● **GIVEN RECORDS**:
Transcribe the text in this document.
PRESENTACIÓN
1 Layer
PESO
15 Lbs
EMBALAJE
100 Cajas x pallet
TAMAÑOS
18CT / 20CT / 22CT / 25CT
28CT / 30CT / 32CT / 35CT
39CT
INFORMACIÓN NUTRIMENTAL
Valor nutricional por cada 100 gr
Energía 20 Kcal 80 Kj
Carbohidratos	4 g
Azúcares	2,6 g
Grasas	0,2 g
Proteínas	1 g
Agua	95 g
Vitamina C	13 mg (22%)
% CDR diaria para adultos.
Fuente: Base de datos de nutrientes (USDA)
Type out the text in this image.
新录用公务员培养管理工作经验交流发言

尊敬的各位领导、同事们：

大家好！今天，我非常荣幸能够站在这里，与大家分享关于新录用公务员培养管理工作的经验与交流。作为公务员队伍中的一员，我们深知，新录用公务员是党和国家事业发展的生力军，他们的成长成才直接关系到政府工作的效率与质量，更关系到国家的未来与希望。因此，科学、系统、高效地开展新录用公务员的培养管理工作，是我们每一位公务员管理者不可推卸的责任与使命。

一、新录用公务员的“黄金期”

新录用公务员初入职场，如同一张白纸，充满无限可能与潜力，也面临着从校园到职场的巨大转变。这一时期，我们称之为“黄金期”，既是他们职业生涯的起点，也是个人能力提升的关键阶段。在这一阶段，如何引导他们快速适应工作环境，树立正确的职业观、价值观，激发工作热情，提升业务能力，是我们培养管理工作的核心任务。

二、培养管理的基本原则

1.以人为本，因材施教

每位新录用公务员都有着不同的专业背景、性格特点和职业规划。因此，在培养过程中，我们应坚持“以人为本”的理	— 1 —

● **DESCRIPTION OF THE TASK**: From the listing, copy each line containing the word "text".

● **RESULT OF THIS TASK**:
Transcribe the text in this document.
Type out the text in this image.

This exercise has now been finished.